-- Exercise instructions --
Of all the lines here, how many include the string "update"? Answer with the number only.
━━━━━ Records for processing ━━━━━
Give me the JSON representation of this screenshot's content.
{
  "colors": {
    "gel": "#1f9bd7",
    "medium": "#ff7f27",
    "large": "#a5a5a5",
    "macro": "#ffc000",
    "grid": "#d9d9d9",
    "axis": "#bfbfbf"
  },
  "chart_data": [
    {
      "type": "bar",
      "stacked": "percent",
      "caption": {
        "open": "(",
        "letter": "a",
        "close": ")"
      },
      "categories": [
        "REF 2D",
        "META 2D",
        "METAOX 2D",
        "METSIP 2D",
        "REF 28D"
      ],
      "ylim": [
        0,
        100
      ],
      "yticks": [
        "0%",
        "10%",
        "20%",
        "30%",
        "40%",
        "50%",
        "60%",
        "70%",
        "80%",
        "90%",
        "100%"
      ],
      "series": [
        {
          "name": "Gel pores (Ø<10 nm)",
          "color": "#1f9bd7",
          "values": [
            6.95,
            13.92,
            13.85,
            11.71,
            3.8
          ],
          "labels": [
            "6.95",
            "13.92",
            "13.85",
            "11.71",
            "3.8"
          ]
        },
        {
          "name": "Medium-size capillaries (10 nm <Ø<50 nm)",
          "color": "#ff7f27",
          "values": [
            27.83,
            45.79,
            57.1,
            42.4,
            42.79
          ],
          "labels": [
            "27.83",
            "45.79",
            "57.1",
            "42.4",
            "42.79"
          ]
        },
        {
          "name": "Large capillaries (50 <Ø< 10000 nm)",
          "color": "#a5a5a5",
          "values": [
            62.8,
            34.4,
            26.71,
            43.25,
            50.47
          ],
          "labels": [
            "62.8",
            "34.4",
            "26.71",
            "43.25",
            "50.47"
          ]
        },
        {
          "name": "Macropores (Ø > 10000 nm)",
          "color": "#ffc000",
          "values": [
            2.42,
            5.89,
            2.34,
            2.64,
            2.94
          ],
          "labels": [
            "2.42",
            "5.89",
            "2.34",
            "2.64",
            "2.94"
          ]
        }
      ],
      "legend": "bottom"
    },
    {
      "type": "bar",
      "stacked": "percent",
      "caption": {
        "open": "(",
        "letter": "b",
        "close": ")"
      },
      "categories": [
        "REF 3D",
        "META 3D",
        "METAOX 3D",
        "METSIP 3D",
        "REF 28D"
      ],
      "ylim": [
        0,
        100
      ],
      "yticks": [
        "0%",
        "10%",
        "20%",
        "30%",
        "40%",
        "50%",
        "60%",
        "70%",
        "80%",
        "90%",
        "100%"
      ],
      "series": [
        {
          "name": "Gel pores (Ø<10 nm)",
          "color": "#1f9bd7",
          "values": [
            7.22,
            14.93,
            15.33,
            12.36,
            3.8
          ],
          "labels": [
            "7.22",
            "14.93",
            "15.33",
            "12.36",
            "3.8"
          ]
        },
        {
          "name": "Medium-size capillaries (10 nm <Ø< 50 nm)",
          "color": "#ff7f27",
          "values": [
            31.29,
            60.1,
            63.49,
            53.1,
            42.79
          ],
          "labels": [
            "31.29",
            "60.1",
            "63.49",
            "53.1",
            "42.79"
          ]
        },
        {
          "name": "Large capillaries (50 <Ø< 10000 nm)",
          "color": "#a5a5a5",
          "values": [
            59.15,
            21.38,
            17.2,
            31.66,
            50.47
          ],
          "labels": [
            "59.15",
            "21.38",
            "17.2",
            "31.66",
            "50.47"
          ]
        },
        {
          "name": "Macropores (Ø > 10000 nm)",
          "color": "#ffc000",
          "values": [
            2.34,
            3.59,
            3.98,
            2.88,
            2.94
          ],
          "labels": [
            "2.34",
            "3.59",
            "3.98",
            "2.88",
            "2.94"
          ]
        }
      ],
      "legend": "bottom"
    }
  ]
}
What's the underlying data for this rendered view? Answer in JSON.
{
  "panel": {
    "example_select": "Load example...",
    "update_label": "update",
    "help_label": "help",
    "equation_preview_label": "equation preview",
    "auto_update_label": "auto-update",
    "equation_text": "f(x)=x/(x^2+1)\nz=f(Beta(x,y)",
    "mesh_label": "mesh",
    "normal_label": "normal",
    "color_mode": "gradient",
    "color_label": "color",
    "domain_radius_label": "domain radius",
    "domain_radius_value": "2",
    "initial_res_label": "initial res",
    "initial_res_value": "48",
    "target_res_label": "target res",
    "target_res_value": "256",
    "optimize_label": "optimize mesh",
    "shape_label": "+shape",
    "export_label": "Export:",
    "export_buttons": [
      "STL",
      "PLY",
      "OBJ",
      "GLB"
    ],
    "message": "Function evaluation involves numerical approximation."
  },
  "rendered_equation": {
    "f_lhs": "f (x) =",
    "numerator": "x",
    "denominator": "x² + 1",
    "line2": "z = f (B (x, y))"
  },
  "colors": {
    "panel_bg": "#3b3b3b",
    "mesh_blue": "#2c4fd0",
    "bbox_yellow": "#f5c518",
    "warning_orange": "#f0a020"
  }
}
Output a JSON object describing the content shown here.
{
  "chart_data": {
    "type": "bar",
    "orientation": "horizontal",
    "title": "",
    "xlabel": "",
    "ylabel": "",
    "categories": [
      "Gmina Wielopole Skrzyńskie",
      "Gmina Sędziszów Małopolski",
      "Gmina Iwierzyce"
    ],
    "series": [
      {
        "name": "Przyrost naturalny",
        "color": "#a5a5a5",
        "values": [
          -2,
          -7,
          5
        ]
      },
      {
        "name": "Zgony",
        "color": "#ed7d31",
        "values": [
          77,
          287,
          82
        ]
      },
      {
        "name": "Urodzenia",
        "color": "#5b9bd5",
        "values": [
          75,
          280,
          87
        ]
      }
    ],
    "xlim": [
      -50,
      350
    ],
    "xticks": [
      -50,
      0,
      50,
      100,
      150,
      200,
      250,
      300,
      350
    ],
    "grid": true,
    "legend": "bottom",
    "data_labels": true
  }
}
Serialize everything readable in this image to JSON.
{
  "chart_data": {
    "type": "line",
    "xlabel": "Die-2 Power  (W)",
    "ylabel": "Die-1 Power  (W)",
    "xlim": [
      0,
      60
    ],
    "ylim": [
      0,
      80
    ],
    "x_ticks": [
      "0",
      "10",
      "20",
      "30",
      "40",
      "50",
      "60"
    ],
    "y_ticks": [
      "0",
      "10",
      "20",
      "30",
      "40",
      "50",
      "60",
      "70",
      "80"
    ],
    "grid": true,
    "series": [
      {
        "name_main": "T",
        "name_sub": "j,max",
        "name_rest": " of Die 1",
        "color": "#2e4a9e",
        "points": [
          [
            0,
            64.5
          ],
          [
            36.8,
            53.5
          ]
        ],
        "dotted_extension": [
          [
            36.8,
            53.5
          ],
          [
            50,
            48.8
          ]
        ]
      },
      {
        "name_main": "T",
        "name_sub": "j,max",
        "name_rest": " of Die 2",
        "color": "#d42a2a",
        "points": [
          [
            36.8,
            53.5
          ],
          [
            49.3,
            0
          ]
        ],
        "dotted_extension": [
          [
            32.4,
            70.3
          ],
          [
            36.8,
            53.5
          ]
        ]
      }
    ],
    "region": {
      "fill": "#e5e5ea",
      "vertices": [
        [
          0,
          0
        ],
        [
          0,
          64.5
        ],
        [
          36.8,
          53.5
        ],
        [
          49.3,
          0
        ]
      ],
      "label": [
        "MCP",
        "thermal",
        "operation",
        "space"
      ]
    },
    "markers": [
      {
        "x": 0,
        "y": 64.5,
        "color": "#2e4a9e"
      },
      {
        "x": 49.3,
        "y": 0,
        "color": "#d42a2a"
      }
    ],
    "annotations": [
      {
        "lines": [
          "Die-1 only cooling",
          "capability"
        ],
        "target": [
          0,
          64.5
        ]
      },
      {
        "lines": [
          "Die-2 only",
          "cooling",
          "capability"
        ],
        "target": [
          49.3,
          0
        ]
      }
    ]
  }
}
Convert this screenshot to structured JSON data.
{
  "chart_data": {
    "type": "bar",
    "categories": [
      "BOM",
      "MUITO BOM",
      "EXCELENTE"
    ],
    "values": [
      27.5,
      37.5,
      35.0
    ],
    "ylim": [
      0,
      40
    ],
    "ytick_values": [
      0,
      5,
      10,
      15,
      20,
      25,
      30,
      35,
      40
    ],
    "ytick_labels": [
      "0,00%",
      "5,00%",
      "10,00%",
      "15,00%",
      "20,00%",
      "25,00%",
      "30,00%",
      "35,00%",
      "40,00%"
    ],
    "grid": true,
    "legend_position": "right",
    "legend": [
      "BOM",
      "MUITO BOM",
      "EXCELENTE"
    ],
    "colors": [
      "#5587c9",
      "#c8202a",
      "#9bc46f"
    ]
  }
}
━━━━━
-- Reply to the task --
2